▸ **INSTRUCTION**
Give all of the lines again, with nothing added or dropped.

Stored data
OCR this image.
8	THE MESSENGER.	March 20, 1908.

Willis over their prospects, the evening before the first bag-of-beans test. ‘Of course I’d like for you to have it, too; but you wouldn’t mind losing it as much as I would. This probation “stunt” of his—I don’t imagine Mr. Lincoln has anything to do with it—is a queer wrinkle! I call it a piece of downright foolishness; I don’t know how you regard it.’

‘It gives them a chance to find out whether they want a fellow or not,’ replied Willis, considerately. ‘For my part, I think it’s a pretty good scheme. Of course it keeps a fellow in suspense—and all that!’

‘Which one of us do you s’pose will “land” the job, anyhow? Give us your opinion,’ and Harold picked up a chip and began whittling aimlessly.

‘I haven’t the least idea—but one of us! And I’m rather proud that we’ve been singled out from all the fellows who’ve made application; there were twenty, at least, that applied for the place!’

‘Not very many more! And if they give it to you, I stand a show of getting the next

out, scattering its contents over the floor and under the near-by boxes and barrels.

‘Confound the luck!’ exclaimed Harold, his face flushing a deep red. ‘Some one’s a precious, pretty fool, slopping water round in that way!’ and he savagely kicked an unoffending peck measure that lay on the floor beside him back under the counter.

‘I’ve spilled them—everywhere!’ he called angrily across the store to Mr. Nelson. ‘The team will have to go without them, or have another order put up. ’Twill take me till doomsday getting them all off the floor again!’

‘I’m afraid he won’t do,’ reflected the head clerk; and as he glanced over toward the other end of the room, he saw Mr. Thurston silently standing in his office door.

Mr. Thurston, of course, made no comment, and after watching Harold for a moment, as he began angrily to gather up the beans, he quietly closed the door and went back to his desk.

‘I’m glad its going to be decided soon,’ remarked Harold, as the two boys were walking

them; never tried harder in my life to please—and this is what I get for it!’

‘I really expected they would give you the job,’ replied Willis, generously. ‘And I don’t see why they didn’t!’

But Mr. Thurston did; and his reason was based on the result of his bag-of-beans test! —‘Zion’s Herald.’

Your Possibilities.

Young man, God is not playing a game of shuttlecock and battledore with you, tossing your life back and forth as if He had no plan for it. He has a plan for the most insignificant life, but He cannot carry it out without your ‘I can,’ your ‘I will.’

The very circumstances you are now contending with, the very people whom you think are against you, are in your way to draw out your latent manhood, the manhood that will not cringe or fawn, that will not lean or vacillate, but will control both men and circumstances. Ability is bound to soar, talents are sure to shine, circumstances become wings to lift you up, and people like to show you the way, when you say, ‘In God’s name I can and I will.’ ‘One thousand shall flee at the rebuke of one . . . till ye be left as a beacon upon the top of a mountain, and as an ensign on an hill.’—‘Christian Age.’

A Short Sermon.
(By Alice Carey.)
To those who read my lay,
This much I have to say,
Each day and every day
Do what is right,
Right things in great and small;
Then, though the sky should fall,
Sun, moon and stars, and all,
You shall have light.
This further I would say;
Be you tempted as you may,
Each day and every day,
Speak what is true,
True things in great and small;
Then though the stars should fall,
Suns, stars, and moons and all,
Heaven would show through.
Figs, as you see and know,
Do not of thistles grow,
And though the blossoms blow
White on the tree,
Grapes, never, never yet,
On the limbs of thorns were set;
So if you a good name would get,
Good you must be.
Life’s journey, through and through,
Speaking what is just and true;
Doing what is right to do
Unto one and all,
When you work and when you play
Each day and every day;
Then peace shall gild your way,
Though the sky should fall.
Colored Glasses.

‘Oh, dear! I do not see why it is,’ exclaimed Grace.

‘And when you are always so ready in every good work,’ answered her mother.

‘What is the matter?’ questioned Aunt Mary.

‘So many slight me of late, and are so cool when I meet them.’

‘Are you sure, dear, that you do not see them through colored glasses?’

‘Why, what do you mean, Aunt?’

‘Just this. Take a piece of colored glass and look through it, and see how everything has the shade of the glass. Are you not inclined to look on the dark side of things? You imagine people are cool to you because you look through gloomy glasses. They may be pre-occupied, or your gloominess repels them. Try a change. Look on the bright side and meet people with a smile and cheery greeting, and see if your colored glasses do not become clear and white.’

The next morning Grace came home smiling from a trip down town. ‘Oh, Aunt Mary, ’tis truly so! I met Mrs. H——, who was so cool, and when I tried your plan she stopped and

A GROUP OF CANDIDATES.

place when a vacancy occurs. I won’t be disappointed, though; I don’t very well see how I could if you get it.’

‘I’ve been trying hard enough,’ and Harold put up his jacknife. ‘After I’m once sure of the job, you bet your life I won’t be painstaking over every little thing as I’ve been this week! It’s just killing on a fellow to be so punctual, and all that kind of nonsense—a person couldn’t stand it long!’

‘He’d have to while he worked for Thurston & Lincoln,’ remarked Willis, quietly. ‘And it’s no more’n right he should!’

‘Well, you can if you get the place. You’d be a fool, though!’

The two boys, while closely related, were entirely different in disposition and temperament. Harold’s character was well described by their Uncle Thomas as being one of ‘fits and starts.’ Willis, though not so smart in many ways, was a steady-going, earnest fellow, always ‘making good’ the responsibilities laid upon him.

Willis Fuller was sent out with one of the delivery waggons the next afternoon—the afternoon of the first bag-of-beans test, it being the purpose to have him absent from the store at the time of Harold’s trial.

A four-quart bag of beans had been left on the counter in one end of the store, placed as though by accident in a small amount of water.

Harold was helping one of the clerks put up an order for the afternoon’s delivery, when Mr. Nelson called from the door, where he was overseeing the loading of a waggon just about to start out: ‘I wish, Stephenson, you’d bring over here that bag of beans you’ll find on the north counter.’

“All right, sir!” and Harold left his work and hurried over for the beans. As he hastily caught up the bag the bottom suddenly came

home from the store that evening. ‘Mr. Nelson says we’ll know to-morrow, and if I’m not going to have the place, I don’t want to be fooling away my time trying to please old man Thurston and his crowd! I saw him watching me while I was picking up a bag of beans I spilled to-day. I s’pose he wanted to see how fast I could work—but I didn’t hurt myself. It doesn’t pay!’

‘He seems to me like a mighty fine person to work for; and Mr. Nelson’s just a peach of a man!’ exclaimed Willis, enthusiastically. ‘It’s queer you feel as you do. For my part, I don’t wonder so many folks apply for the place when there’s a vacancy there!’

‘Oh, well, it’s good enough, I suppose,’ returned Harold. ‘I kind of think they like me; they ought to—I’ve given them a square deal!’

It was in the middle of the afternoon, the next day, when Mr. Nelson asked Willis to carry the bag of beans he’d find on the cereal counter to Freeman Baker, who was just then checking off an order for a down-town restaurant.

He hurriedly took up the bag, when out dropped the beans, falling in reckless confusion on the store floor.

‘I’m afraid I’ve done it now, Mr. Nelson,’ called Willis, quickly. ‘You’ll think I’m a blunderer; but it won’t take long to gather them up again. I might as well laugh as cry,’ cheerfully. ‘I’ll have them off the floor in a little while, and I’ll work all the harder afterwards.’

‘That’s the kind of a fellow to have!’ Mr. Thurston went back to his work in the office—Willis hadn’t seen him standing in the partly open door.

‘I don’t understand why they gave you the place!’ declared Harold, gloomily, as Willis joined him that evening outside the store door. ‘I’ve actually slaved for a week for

▸ **EXERCISE SOLUTION**
OCR this image.
8	THE MESSENGER.	March 20, 1908.

Willis over their prospects, the evening before the first bag-of-beans test. ‘Of course I’d like for you to have it, too; but you wouldn’t mind losing it as much as I would. This probation “stunt” of his—I don’t imagine Mr. Lincoln has anything to do with it—is a queer wrinkle! I call it a piece of downright foolishness; I don’t know how you regard it.’

‘It gives them a chance to find out whether they want a fellow or not,’ replied Willis, considerately. ‘For my part, I think it’s a pretty good scheme. Of course it keeps a fellow in suspense—and all that!’

‘Which one of us do you s’pose will “land” the job, anyhow? Give us your opinion,’ and Harold picked up a chip and began whittling aimlessly.

‘I haven’t the least idea—but one of us! And I’m rather proud that we’ve been singled out from all the fellows who’ve made application; there were twenty, at least, that applied for the place!’

‘Not very many more! And if they give it to you, I stand a show of getting the next

out, scattering its contents over the floor and under the near-by boxes and barrels.

‘Confound the luck!’ exclaimed Harold, his face flushing a deep red. ‘Some one’s a precious, pretty fool, slopping water round in that way!’ and he savagely kicked an unoffending peck measure that lay on the floor beside him back under the counter.

‘I’ve spilled them—everywhere!’ he called angrily across the store to Mr. Nelson. ‘The team will have to go without them, or have another order put up. ’Twill take me till doomsday getting them all off the floor again!’

‘I’m afraid he won’t do,’ reflected the head clerk; and as he glanced over toward the other end of the room, he saw Mr. Thurston silently standing in his office door.

Mr. Thurston, of course, made no comment, and after watching Harold for a moment, as he began angrily to gather up the beans, he quietly closed the door and went back to his desk.

‘I’m glad its going to be decided soon,’ remarked Harold, as the two boys were walking

them; never tried harder in my life to please—and this is what I get for it!’

‘I really expected they would give you the job,’ replied Willis, generously. ‘And I don’t see why they didn’t!’

But Mr. Thurston did; and his reason was based on the result of his bag-of-beans test! —‘Zion’s Herald.’

Your Possibilities.

Young man, God is not playing a game of shuttlecock and battledore with you, tossing your life back and forth as if He had no plan for it. He has a plan for the most insignificant life, but He cannot carry it out without your ‘I can,’ your ‘I will.’

The very circumstances you are now contending with, the very people whom you think are against you, are in your way to draw out your latent manhood, the manhood that will not cringe or fawn, that will not lean or vacillate, but will control both men and circumstances. Ability is bound to soar, talents are sure to shine, circumstances become wings to lift you up, and people like to show you the way, when you say, ‘In God’s name I can and I will.’ ‘One thousand shall flee at the rebuke of one . . . till ye be left as a beacon upon the top of a mountain, and as an ensign on an hill.’—‘Christian Age.’

A Short Sermon.
(By Alice Carey.)
To those who read my lay,
This much I have to say,
Each day and every day
Do what is right,
Right things in great and small;
Then, though the sky should fall,
Sun, moon and stars, and all,
You shall have light.
This further I would say;
Be you tempted as you may,
Each day and every day,
Speak what is true,
True things in great and small;
Then though the stars should fall,
Suns, stars, and moons and all,
Heaven would show through.
Figs, as you see and know,
Do not of thistles grow,
And though the blossoms blow
White on the tree,
Grapes, never, never yet,
On the limbs of thorns were set;
So if you a good name would get,
Good you must be.
Life’s journey, through and through,
Speaking what is just and true;
Doing what is right to do
Unto one and all,
When you work and when you play
Each day and every day;
Then peace shall gild your way,
Though the sky should fall.
Colored Glasses.

‘Oh, dear! I do not see why it is,’ exclaimed Grace.

‘And when you are always so ready in every good work,’ answered her mother.

‘What is the matter?’ questioned Aunt Mary.

‘So many slight me of late, and are so cool when I meet them.’

‘Are you sure, dear, that you do not see them through colored glasses?’

‘Why, what do you mean, Aunt?’

‘Just this. Take a piece of colored glass and look through it, and see how everything has the shade of the glass. Are you not inclined to look on the dark side of things? You imagine people are cool to you because you look through gloomy glasses. They may be pre-occupied, or your gloominess repels them. Try a change. Look on the bright side and meet people with a smile and cheery greeting, and see if your colored glasses do not become clear and white.’

The next morning Grace came home smiling from a trip down town. ‘Oh, Aunt Mary, ’tis truly so! I met Mrs. H——, who was so cool, and when I tried your plan she stopped and

A GROUP OF CANDIDATES.

place when a vacancy occurs. I won’t be disappointed, though; I don’t very well see how I could if you get it.’

‘I’ve been trying hard enough,’ and Harold put up his jacknife. ‘After I’m once sure of the job, you bet your life I won’t be painstaking over every little thing as I’ve been this week! It’s just killing on a fellow to be so punctual, and all that kind of nonsense—a person couldn’t stand it long!’

‘He’d have to while he worked for Thurston & Lincoln,’ remarked Willis, quietly. ‘And it’s no more’n right he should!’

‘Well, you can if you get the place. You’d be a fool, though!’

The two boys, while closely related, were entirely different in disposition and temperament. Harold’s character was well described by their Uncle Thomas as being one of ‘fits and starts.’ Willis, though not so smart in many ways, was a steady-going, earnest fellow, always ‘making good’ the responsibilities laid upon him.

Willis Fuller was sent out with one of the delivery waggons the next afternoon—the afternoon of the first bag-of-beans test, it being the purpose to have him absent from the store at the time of Harold’s trial.

A four-quart bag of beans had been left on the counter in one end of the store, placed as though by accident in a small amount of water.

Harold was helping one of the clerks put up an order for the afternoon’s delivery, when Mr. Nelson called from the door, where he was overseeing the loading of a waggon just about to start out: ‘I wish, Stephenson, you’d bring over here that bag of beans you’ll find on the north counter.’

“All right, sir!” and Harold left his work and hurried over for the beans. As he hastily caught up the bag the bottom suddenly came

home from the store that evening. ‘Mr. Nelson says we’ll know to-morrow, and if I’m not going to have the place, I don’t want to be fooling away my time trying to please old man Thurston and his crowd! I saw him watching me while I was picking up a bag of beans I spilled to-day. I s’pose he wanted to see how fast I could work—but I didn’t hurt myself. It doesn’t pay!’

‘He seems to me like a mighty fine person to work for; and Mr. Nelson’s just a peach of a man!’ exclaimed Willis, enthusiastically. ‘It’s queer you feel as you do. For my part, I don’t wonder so many folks apply for the place when there’s a vacancy there!’

‘Oh, well, it’s good enough, I suppose,’ returned Harold. ‘I kind of think they like me; they ought to—I’ve given them a square deal!’

It was in the middle of the afternoon, the next day, when Mr. Nelson asked Willis to carry the bag of beans he’d find on the cereal counter to Freeman Baker, who was just then checking off an order for a down-town restaurant.

He hurriedly took up the bag, when out dropped the beans, falling in reckless confusion on the store floor.

‘I’m afraid I’ve done it now, Mr. Nelson,’ called Willis, quickly. ‘You’ll think I’m a blunderer; but it won’t take long to gather them up again. I might as well laugh as cry,’ cheerfully. ‘I’ll have them off the floor in a little while, and I’ll work all the harder afterwards.’

‘That’s the kind of a fellow to have!’ Mr. Thurston went back to his work in the office—Willis hadn’t seen him standing in the partly open door.

‘I don’t understand why they gave you the place!’ declared Harold, gloomily, as Willis joined him that evening outside the store door. ‘I’ve actually slaved for a week for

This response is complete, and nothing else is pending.